#### What is needed:
Whichever lines of the entries hold the word "average" should be identified and copied.

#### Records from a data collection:
================
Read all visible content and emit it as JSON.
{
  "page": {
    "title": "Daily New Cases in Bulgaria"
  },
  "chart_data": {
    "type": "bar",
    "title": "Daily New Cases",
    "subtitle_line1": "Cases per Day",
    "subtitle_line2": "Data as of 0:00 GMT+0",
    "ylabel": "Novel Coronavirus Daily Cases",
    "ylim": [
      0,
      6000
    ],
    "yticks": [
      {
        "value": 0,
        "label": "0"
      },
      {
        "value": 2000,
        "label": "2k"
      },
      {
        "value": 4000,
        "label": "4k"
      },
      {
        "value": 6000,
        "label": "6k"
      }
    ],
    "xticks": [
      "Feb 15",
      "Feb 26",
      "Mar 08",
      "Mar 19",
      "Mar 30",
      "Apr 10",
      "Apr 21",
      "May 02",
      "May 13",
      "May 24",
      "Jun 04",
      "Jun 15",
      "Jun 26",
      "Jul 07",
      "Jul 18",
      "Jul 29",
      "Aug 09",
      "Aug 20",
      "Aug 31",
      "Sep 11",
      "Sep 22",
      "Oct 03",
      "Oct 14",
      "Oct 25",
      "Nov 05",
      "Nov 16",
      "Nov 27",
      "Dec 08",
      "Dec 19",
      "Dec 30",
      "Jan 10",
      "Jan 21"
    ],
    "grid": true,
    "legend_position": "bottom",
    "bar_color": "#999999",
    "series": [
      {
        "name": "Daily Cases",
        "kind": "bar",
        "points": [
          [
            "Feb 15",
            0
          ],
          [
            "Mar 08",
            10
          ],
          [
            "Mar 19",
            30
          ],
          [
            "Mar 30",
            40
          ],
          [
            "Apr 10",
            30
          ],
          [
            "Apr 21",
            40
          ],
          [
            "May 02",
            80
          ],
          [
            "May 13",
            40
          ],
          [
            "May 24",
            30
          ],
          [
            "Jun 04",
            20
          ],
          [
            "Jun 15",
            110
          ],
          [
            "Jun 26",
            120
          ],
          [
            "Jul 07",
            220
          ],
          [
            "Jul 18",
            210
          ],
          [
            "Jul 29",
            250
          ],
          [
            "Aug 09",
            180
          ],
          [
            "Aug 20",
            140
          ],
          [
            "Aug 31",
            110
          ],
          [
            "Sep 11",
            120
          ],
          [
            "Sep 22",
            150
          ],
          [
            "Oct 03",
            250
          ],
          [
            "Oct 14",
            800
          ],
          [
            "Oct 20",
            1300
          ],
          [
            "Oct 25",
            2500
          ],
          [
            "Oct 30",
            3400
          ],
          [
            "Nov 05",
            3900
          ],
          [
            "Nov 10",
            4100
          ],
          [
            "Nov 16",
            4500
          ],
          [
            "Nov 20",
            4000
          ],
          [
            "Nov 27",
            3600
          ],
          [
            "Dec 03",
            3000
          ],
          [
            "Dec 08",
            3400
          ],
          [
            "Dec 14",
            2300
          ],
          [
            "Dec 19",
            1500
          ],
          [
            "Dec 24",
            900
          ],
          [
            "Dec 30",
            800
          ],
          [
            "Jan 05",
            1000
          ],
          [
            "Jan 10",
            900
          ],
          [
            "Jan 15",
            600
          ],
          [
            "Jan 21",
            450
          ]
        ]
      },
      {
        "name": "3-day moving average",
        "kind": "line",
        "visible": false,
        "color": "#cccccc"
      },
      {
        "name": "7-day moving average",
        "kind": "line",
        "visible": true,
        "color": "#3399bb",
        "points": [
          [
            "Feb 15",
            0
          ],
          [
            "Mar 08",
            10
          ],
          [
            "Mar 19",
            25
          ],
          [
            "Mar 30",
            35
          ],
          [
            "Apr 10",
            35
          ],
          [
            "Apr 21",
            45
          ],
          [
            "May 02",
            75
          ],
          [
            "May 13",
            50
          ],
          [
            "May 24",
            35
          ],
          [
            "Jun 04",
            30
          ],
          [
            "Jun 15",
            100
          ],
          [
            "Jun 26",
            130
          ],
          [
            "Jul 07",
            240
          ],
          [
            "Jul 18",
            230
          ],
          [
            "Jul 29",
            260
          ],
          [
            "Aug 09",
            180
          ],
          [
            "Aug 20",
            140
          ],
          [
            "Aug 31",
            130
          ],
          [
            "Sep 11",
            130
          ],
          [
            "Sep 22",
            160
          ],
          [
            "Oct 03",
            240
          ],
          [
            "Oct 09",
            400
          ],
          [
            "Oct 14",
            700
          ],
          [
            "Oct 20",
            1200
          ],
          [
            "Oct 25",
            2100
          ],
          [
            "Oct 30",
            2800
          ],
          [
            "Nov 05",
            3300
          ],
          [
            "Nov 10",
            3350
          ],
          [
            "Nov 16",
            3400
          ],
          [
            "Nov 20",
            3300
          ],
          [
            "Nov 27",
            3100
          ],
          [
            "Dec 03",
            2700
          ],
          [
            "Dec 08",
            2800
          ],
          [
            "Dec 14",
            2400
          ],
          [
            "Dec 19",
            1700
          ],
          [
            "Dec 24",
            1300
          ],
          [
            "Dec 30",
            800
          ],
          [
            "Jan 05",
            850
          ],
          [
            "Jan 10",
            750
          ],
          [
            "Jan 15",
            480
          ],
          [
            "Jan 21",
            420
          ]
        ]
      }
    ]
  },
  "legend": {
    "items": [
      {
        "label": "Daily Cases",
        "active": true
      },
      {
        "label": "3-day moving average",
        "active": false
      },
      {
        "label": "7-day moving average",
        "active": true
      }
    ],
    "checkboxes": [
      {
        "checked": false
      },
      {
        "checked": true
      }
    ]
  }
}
================
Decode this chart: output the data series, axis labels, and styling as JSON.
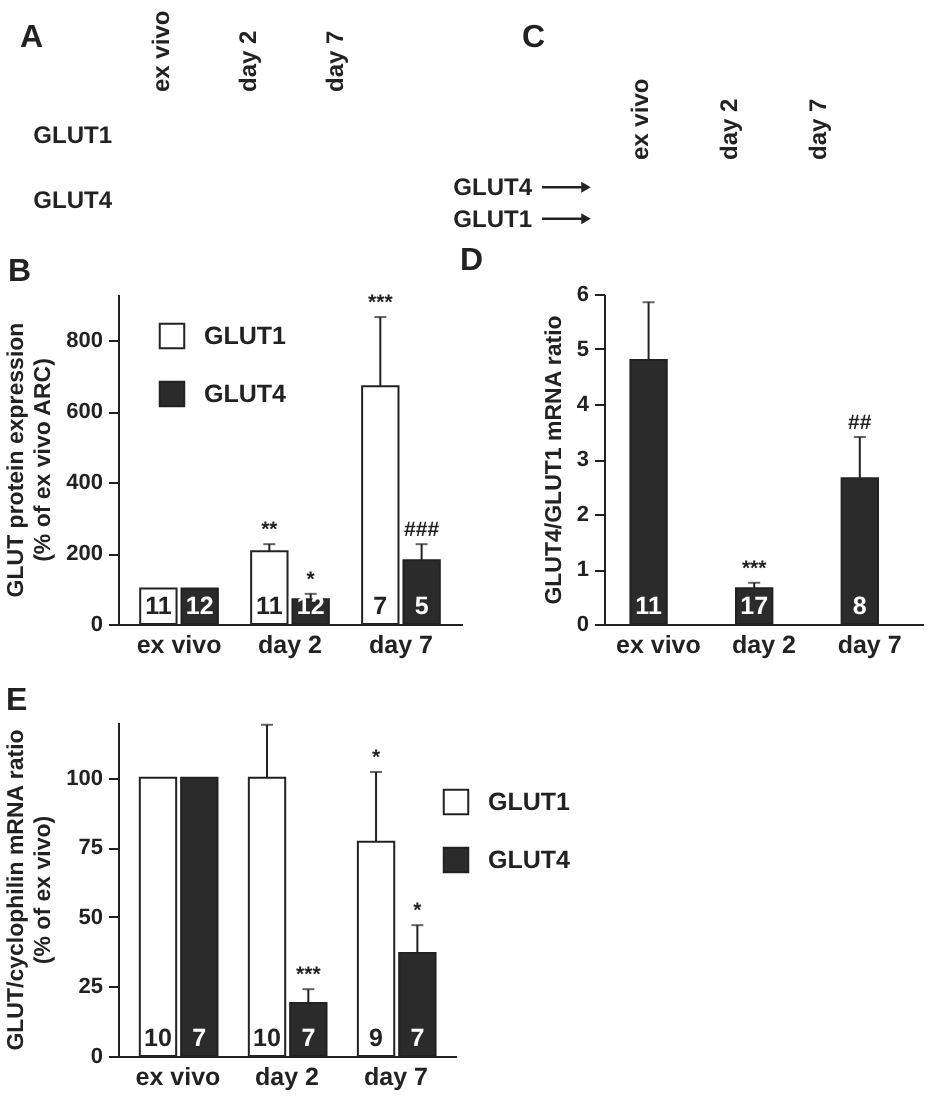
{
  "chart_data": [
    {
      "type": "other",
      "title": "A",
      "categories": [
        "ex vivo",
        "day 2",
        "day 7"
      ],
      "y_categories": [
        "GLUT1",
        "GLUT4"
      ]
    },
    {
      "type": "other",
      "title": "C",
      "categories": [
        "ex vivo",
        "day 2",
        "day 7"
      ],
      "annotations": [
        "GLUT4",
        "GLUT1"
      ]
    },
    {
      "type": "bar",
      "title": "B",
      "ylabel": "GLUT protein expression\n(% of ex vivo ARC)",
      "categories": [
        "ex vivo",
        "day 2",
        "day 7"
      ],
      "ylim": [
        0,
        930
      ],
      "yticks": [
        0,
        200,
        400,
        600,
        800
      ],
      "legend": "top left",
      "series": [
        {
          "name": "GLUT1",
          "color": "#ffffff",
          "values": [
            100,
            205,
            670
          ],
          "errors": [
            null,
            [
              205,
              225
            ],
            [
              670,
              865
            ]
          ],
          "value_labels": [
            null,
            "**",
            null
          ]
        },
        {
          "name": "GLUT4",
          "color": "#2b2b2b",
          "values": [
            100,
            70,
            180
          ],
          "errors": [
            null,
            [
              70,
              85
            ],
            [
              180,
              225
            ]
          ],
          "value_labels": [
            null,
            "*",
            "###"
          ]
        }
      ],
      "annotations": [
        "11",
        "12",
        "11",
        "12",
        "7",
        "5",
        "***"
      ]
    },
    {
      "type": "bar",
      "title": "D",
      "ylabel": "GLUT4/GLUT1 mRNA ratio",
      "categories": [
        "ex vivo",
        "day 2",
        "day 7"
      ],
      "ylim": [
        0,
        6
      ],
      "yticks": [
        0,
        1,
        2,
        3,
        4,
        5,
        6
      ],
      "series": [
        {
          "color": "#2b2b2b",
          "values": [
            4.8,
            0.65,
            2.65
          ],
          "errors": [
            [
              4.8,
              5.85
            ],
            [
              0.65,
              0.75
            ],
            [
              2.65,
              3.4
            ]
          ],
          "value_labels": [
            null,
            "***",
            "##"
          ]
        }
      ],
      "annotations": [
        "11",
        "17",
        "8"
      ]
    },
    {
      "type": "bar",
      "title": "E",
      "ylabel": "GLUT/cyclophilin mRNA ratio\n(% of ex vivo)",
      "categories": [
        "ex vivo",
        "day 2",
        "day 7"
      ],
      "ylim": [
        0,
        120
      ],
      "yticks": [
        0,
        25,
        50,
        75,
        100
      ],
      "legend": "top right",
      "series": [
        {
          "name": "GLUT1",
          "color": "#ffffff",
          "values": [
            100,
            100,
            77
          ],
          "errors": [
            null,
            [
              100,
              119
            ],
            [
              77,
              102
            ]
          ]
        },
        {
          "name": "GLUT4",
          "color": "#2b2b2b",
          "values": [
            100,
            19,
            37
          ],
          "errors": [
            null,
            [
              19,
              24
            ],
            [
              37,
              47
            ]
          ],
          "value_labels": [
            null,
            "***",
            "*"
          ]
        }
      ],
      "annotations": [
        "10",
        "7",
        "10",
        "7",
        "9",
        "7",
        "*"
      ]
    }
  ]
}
================
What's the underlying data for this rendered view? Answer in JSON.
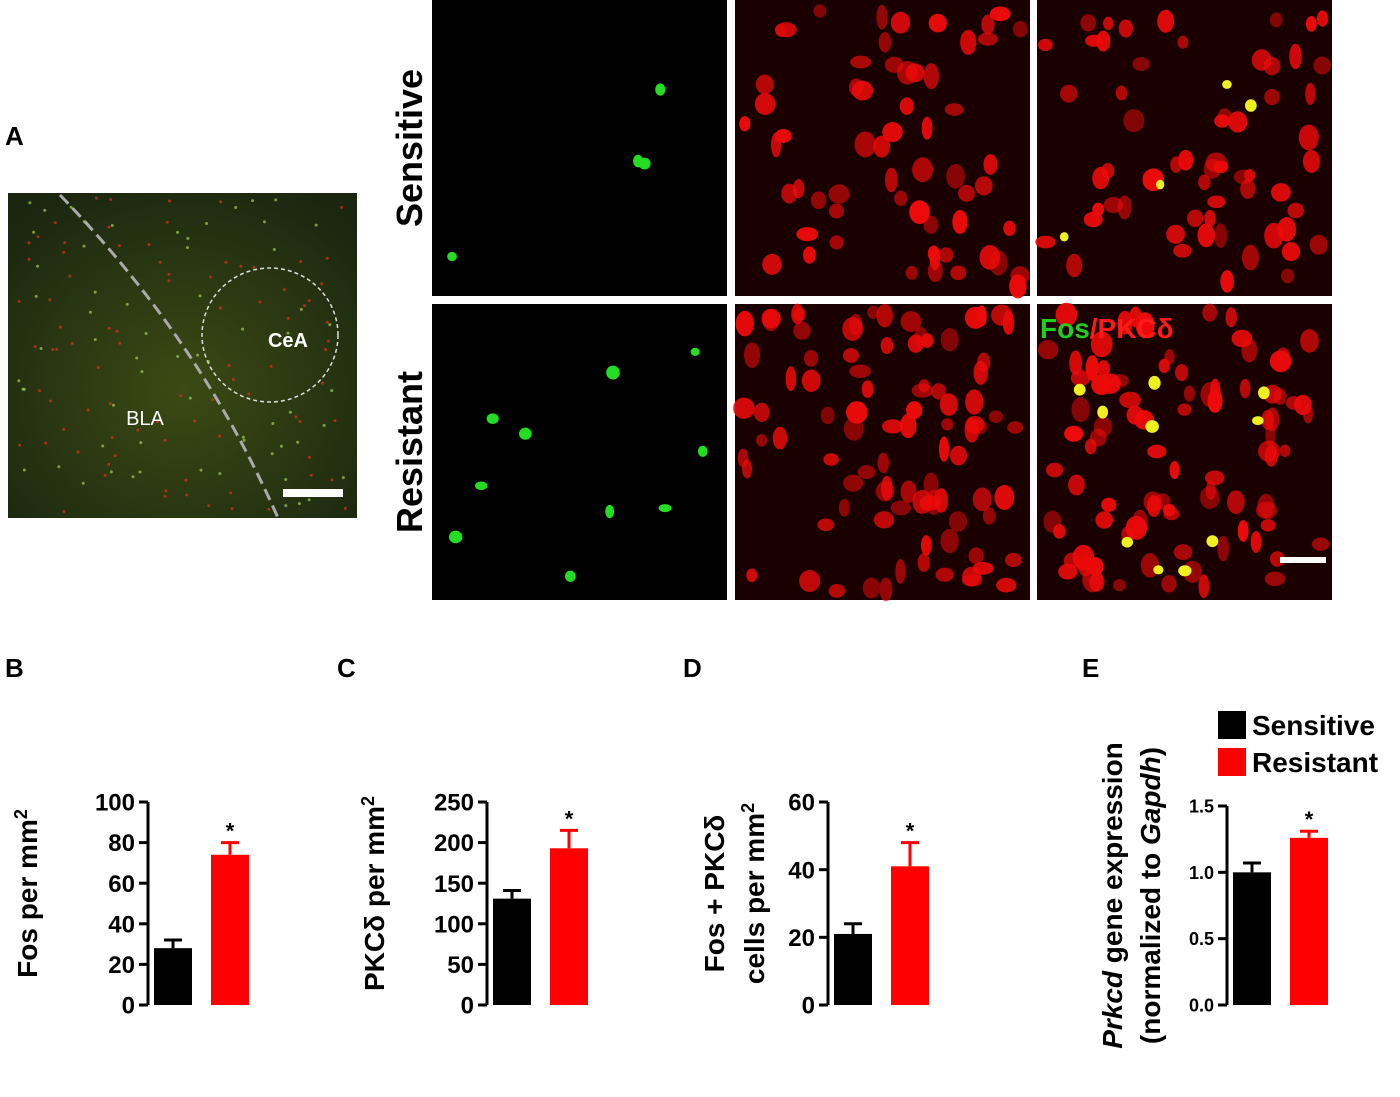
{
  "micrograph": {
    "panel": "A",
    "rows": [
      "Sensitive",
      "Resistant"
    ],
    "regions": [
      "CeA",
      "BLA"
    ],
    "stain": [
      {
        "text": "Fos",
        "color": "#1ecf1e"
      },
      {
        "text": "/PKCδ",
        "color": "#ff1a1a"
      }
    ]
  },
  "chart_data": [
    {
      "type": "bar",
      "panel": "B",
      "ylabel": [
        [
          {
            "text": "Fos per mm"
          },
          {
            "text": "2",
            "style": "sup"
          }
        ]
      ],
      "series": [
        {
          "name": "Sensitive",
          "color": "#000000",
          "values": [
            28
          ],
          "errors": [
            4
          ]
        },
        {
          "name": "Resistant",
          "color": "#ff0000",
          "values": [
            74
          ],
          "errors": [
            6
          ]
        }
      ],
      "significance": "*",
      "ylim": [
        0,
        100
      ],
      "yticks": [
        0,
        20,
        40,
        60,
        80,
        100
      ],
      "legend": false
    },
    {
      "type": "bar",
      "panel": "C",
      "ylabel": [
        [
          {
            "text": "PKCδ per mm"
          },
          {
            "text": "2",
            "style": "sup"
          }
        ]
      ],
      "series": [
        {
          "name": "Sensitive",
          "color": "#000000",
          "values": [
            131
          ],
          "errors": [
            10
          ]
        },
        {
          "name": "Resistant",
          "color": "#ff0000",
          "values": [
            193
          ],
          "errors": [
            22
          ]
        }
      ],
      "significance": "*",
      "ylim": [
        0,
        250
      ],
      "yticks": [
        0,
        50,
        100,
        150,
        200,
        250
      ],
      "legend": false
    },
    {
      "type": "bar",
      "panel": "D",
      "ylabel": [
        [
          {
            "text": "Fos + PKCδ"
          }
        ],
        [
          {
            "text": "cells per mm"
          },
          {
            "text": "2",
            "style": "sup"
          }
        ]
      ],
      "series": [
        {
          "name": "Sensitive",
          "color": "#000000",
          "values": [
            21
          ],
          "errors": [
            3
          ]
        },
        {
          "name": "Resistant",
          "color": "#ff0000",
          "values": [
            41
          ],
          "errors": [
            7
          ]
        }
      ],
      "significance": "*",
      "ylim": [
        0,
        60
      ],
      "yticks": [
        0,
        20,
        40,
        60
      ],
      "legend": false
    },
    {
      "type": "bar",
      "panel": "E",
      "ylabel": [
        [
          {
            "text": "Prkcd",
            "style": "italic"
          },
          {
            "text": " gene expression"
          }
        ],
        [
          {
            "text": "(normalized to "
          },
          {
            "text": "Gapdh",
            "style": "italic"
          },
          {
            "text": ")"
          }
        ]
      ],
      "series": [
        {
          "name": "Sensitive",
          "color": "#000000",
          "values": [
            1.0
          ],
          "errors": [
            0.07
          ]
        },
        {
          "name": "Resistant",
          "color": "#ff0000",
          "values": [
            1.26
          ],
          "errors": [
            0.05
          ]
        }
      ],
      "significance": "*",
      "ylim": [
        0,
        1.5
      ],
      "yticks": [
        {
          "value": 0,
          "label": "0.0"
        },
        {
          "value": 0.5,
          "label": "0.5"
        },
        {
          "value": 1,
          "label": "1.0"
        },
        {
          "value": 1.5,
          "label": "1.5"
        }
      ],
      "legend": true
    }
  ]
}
================
#### Answer for this exercise:
        "name": "3-day moving average",
        "name": "7-day moving average",
        "label": "3-day moving average",
        "label": "7-day moving average",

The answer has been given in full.